* _Task goal_
Without the pictures, copy all the entries below exactly.

* _Information provided_
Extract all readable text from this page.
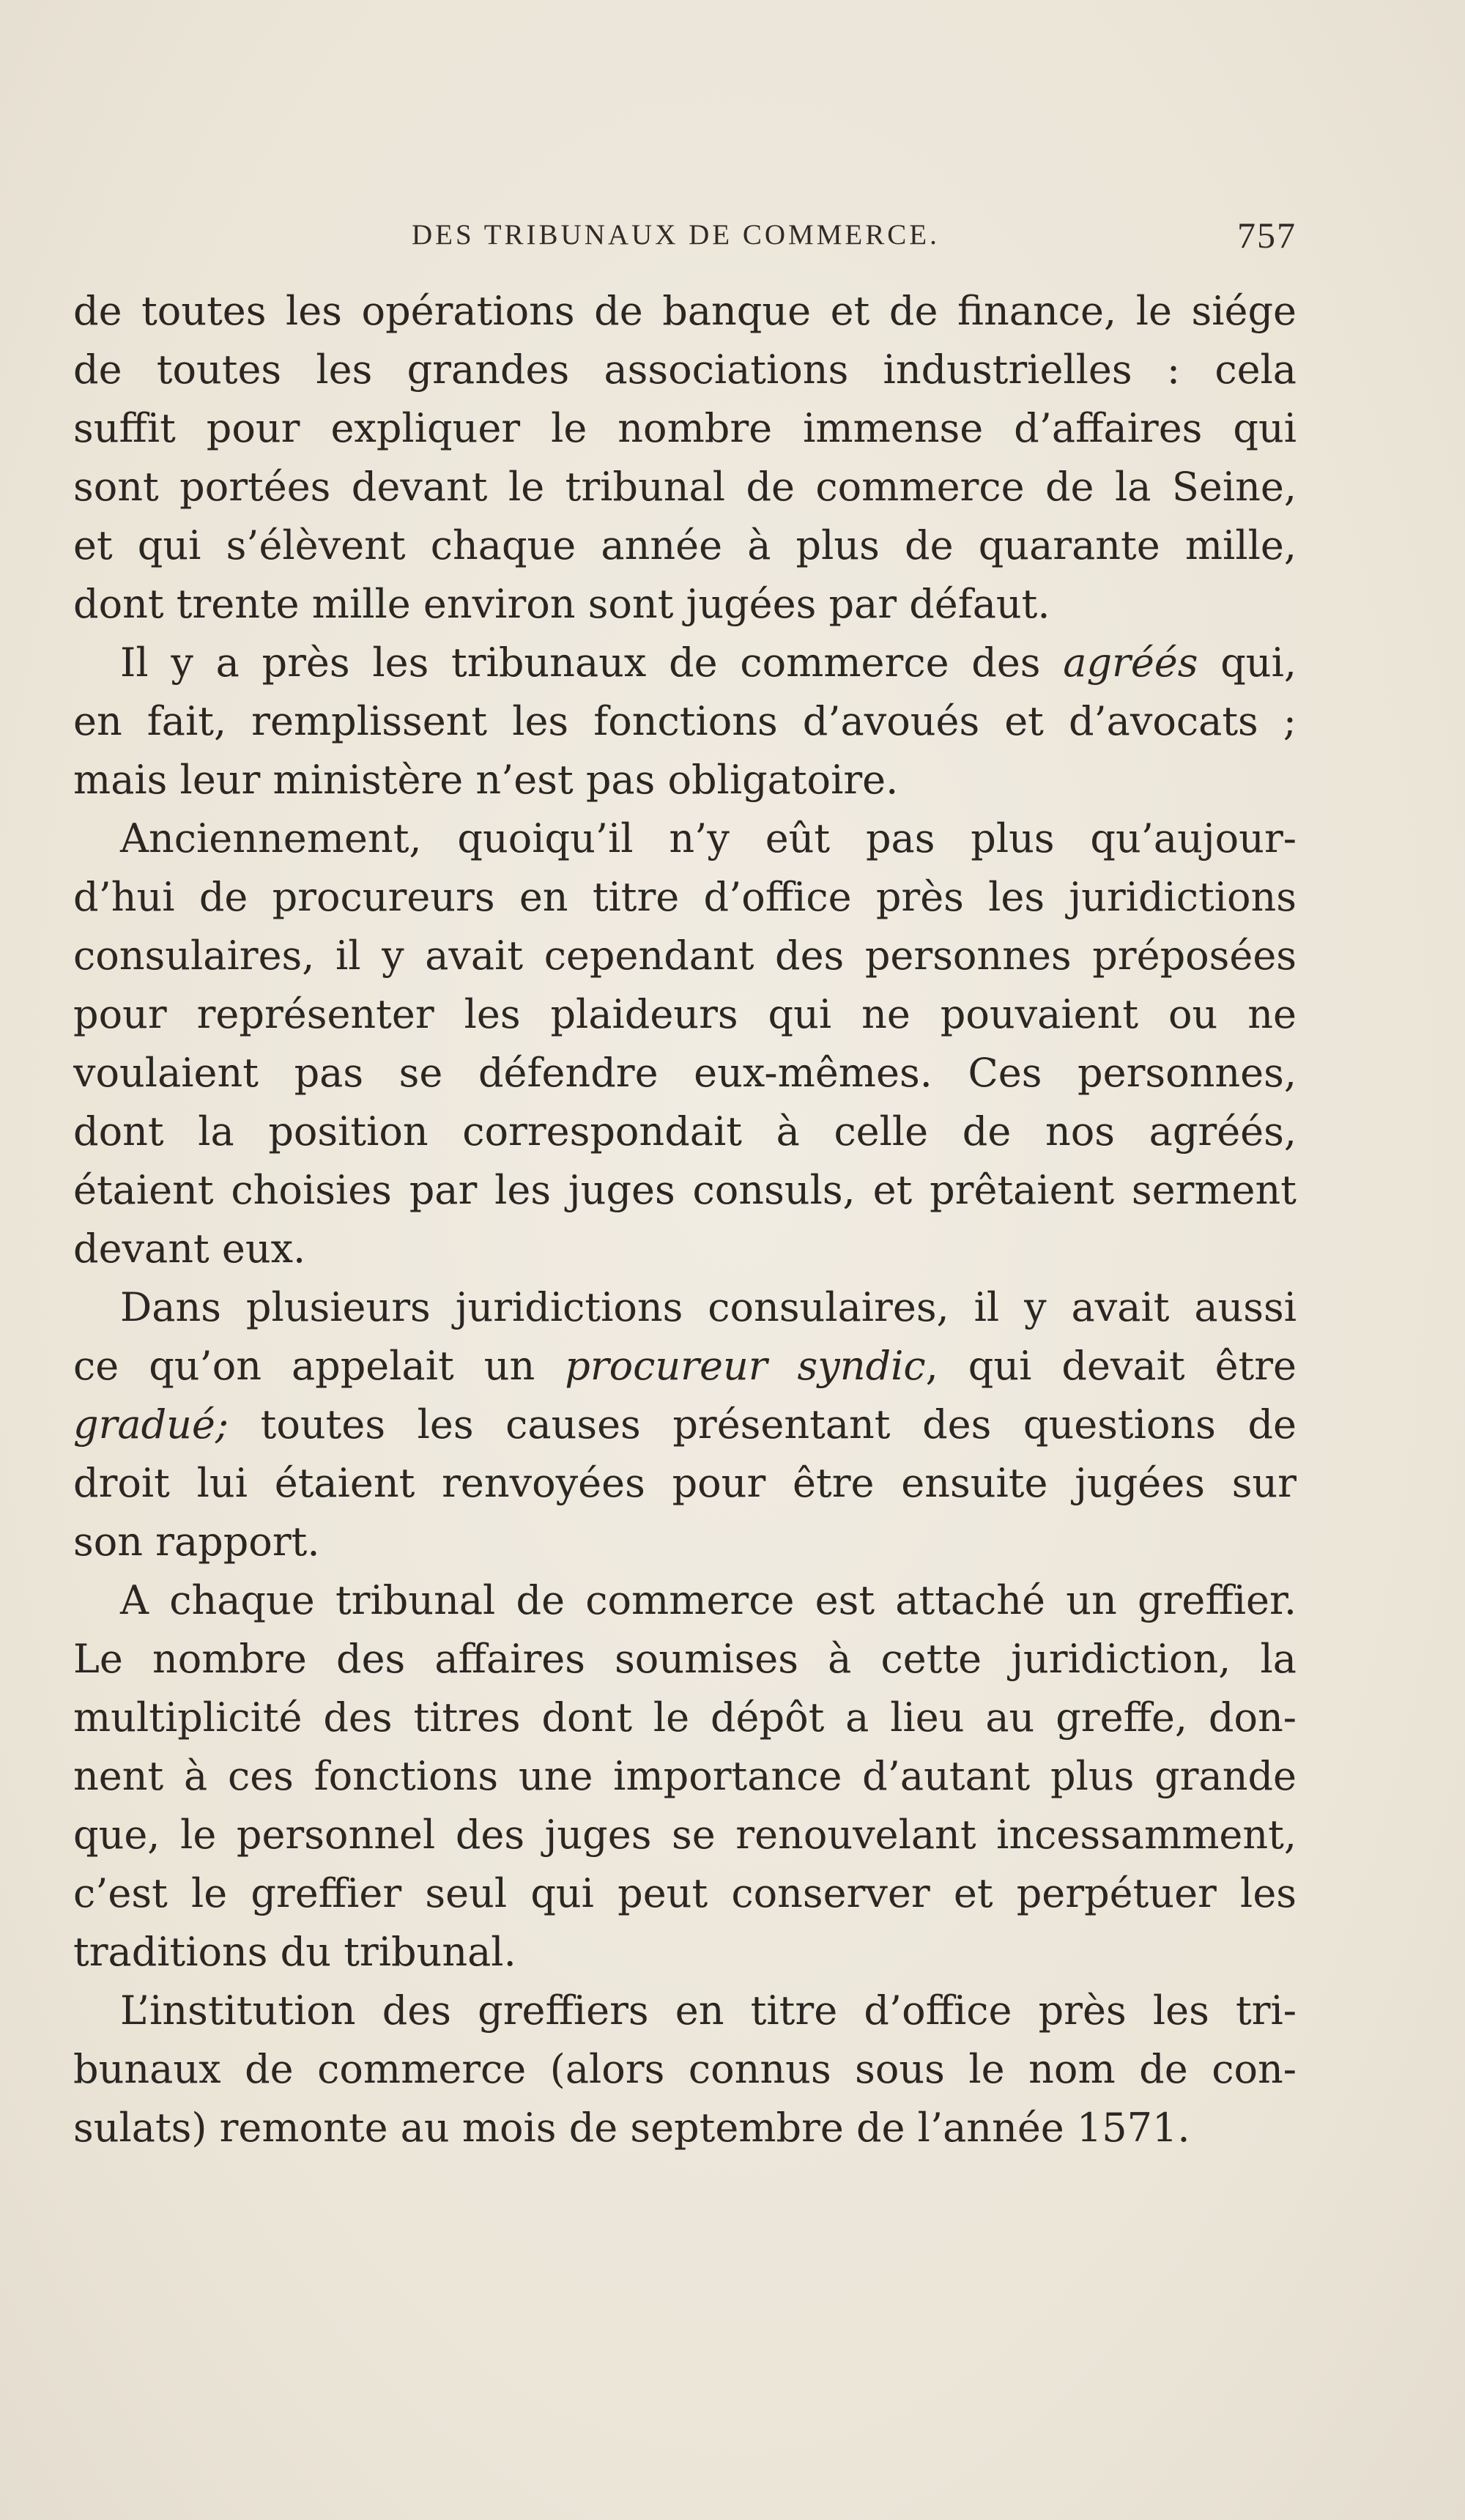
DES TRIBUNAUX DE COMMERCE.	757
de toutes les opérations de banque et de finance, le siége
de toutes les grandes associations industrielles : cela
suffit pour expliquer le nombre immense d’affaires qui
sont portées devant le tribunal de commerce de la Seine,
et qui s’élèvent chaque année à plus de quarante mille,
dont trente mille environ sont jugées par défaut.
Il y a près les tribunaux de commerce des agréés qui,
en fait, remplissent les fonctions d’avoués et d’avocats ;
mais leur ministère n’est pas obligatoire.
Anciennement, quoiqu’il n’y eût pas plus qu’aujour-
d’hui de procureurs en titre d’office près les juridictions
consulaires, il y avait cependant des personnes préposées
pour représenter les plaideurs qui ne pouvaient ou ne
voulaient pas se défendre eux-mêmes. Ces personnes,
dont la position correspondait à celle de nos agréés,
étaient choisies par les juges consuls, et prêtaient serment
devant eux.
Dans plusieurs juridictions consulaires, il y avait aussi
ce qu’on appelait un procureur syndic, qui devait être
gradué; toutes les causes présentant des questions de
droit lui étaient renvoyées pour être ensuite jugées sur
son rapport.
A chaque tribunal de commerce est attaché un greffier.
Le nombre des affaires soumises à cette juridiction, la
multiplicité des titres dont le dépôt a lieu au greffe, don-
nent à ces fonctions une importance d’autant plus grande
que, le personnel des juges se renouvelant incessamment,
c’est le greffier seul qui peut conserver et perpétuer les
traditions du tribunal.
L’institution des greffiers en titre d’office près les tri-
bunaux de commerce (alors connus sous le nom de con-
sulats) remonte au mois de septembre de l’année 1571.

* _Written reply_
Extract all readable text from this page.
DES TRIBUNAUX DE COMMERCE.	757
de toutes les opérations de banque et de finance, le siége
de toutes les grandes associations industrielles : cela
suffit pour expliquer le nombre immense d’affaires qui
sont portées devant le tribunal de commerce de la Seine,
et qui s’élèvent chaque année à plus de quarante mille,
dont trente mille environ sont jugées par défaut.
Il y a près les tribunaux de commerce des agréés qui,
en fait, remplissent les fonctions d’avoués et d’avocats ;
mais leur ministère n’est pas obligatoire.
Anciennement, quoiqu’il n’y eût pas plus qu’aujour-
d’hui de procureurs en titre d’office près les juridictions
consulaires, il y avait cependant des personnes préposées
pour représenter les plaideurs qui ne pouvaient ou ne
voulaient pas se défendre eux-mêmes. Ces personnes,
dont la position correspondait à celle de nos agréés,
étaient choisies par les juges consuls, et prêtaient serment
devant eux.
Dans plusieurs juridictions consulaires, il y avait aussi
ce qu’on appelait un procureur syndic, qui devait être
gradué; toutes les causes présentant des questions de
droit lui étaient renvoyées pour être ensuite jugées sur
son rapport.
A chaque tribunal de commerce est attaché un greffier.
Le nombre des affaires soumises à cette juridiction, la
multiplicité des titres dont le dépôt a lieu au greffe, don-
nent à ces fonctions une importance d’autant plus grande
que, le personnel des juges se renouvelant incessamment,
c’est le greffier seul qui peut conserver et perpétuer les
traditions du tribunal.
L’institution des greffiers en titre d’office près les tri-
bunaux de commerce (alors connus sous le nom de con-
sulats) remonte au mois de septembre de l’année 1571.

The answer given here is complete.